** START **

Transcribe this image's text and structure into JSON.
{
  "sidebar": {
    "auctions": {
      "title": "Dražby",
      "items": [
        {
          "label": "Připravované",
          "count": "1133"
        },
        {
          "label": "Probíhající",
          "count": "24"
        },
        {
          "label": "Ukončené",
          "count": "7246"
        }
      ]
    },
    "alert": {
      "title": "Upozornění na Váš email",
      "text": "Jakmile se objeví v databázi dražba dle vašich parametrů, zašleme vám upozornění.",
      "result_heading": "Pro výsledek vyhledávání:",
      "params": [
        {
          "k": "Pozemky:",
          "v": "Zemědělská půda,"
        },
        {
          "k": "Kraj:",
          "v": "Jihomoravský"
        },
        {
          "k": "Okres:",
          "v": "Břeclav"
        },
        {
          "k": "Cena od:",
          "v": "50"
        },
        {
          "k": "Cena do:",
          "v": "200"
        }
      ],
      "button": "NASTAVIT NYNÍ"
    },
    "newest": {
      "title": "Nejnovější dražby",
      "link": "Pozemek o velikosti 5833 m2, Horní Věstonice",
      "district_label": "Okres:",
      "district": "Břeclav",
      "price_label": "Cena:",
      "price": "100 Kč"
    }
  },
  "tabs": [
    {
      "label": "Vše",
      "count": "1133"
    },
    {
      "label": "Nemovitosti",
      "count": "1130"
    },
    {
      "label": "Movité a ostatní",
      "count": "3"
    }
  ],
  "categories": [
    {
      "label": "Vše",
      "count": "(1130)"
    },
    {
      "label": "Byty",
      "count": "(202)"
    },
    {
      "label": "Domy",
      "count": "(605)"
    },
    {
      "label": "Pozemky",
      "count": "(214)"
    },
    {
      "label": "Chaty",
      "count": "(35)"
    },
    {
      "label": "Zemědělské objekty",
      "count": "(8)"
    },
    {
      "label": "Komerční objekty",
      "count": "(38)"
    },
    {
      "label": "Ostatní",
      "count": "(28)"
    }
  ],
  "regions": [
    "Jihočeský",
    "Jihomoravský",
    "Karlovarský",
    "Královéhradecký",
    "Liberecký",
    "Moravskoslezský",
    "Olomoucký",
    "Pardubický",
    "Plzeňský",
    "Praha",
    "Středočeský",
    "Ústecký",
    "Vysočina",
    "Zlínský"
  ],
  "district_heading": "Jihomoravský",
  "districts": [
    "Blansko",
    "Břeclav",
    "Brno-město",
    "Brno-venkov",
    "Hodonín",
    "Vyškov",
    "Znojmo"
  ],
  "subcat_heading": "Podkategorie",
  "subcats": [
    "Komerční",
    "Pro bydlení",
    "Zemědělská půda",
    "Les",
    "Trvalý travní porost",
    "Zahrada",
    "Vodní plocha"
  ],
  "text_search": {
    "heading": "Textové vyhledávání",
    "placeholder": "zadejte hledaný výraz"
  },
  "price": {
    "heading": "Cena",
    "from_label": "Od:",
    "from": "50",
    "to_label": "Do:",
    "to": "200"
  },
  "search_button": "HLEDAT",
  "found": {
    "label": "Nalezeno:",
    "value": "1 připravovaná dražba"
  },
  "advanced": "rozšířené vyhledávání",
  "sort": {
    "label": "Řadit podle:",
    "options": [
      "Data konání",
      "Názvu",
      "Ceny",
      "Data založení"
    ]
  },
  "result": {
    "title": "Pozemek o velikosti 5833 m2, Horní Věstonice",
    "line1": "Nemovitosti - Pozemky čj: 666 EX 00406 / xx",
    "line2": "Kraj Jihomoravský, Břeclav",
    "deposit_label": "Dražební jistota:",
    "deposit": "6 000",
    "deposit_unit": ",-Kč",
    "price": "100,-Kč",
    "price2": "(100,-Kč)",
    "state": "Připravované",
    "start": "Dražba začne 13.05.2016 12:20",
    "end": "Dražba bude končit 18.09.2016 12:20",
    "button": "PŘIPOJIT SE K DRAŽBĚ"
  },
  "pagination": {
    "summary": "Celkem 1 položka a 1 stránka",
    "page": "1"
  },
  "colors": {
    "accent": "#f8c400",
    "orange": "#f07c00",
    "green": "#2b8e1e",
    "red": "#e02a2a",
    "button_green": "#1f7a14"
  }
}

** END **

THE REQUEST
Repeat the entries exactly, all of them.

FINAL RESULT
Transcribe this image's text and structure into JSON.
{
  "sidebar": {
    "auctions": {
      "title": "Dražby",
      "items": [
        {
          "label": "Připravované",
          "count": "1133"
        },
        {
          "label": "Probíhající",
          "count": "24"
        },
        {
          "label": "Ukončené",
          "count": "7246"
        }
      ]
    },
    "alert": {
      "title": "Upozornění na Váš email",
      "text": "Jakmile se objeví v databázi dražba dle vašich parametrů, zašleme vám upozornění.",
      "result_heading": "Pro výsledek vyhledávání:",
      "params": [
        {
          "k": "Pozemky:",
          "v": "Zemědělská půda,"
        },
        {
          "k": "Kraj:",
          "v": "Jihomoravský"
        },
        {
          "k": "Okres:",
          "v": "Břeclav"
        },
        {
          "k": "Cena od:",
          "v": "50"
        },
        {
          "k": "Cena do:",
          "v": "200"
        }
      ],
      "button": "NASTAVIT NYNÍ"
    },
    "newest": {
      "title": "Nejnovější dražby",
      "link": "Pozemek o velikosti 5833 m2, Horní Věstonice",
      "district_label": "Okres:",
      "district": "Břeclav",
      "price_label": "Cena:",
      "price": "100 Kč"
    }
  },
  "tabs": [
    {
      "label": "Vše",
      "count": "1133"
    },
    {
      "label": "Nemovitosti",
      "count": "1130"
    },
    {
      "label": "Movité a ostatní",
      "count": "3"
    }
  ],
  "categories": [
    {
      "label": "Vše",
      "count": "(1130)"
    },
    {
      "label": "Byty",
      "count": "(202)"
    },
    {
      "label": "Domy",
      "count": "(605)"
    },
    {
      "label": "Pozemky",
      "count": "(214)"
    },
    {
      "label": "Chaty",
      "count": "(35)"
    },
    {
      "label": "Zemědělské objekty",
      "count": "(8)"
    },
    {
      "label": "Komerční objekty",
      "count": "(38)"
    },
    {
      "label": "Ostatní",
      "count": "(28)"
    }
  ],
  "regions": [
    "Jihočeský",
    "Jihomoravský",
    "Karlovarský",
    "Královéhradecký",
    "Liberecký",
    "Moravskoslezský",
    "Olomoucký",
    "Pardubický",
    "Plzeňský",
    "Praha",
    "Středočeský",
    "Ústecký",
    "Vysočina",
    "Zlínský"
  ],
  "district_heading": "Jihomoravský",
  "districts": [
    "Blansko",
    "Břeclav",
    "Brno-město",
    "Brno-venkov",
    "Hodonín",
    "Vyškov",
    "Znojmo"
  ],
  "subcat_heading": "Podkategorie",
  "subcats": [
    "Komerční",
    "Pro bydlení",
    "Zemědělská půda",
    "Les",
    "Trvalý travní porost",
    "Zahrada",
    "Vodní plocha"
  ],
  "text_search": {
    "heading": "Textové vyhledávání",
    "placeholder": "zadejte hledaný výraz"
  },
  "price": {
    "heading": "Cena",
    "from_label": "Od:",
    "from": "50",
    "to_label": "Do:",
    "to": "200"
  },
  "search_button": "HLEDAT",
  "found": {
    "label": "Nalezeno:",
    "value": "1 připravovaná dražba"
  },
  "advanced": "rozšířené vyhledávání",
  "sort": {
    "label": "Řadit podle:",
    "options": [
      "Data konání",
      "Názvu",
      "Ceny",
      "Data založení"
    ]
  },
  "result": {
    "title": "Pozemek o velikosti 5833 m2, Horní Věstonice",
    "line1": "Nemovitosti - Pozemky čj: 666 EX 00406 / xx",
    "line2": "Kraj Jihomoravský, Břeclav",
    "deposit_label": "Dražební jistota:",
    "deposit": "6 000",
    "deposit_unit": ",-Kč",
    "price": "100,-Kč",
    "price2": "(100,-Kč)",
    "state": "Připravované",
    "start": "Dražba začne 13.05.2016 12:20",
    "end": "Dražba bude končit 18.09.2016 12:20",
    "button": "PŘIPOJIT SE K DRAŽBĚ"
  },
  "pagination": {
    "summary": "Celkem 1 položka a 1 stránka",
    "page": "1"
  },
  "colors": {
    "accent": "#f8c400",
    "orange": "#f07c00",
    "green": "#2b8e1e",
    "red": "#e02a2a",
    "button_green": "#1f7a14"
  }
}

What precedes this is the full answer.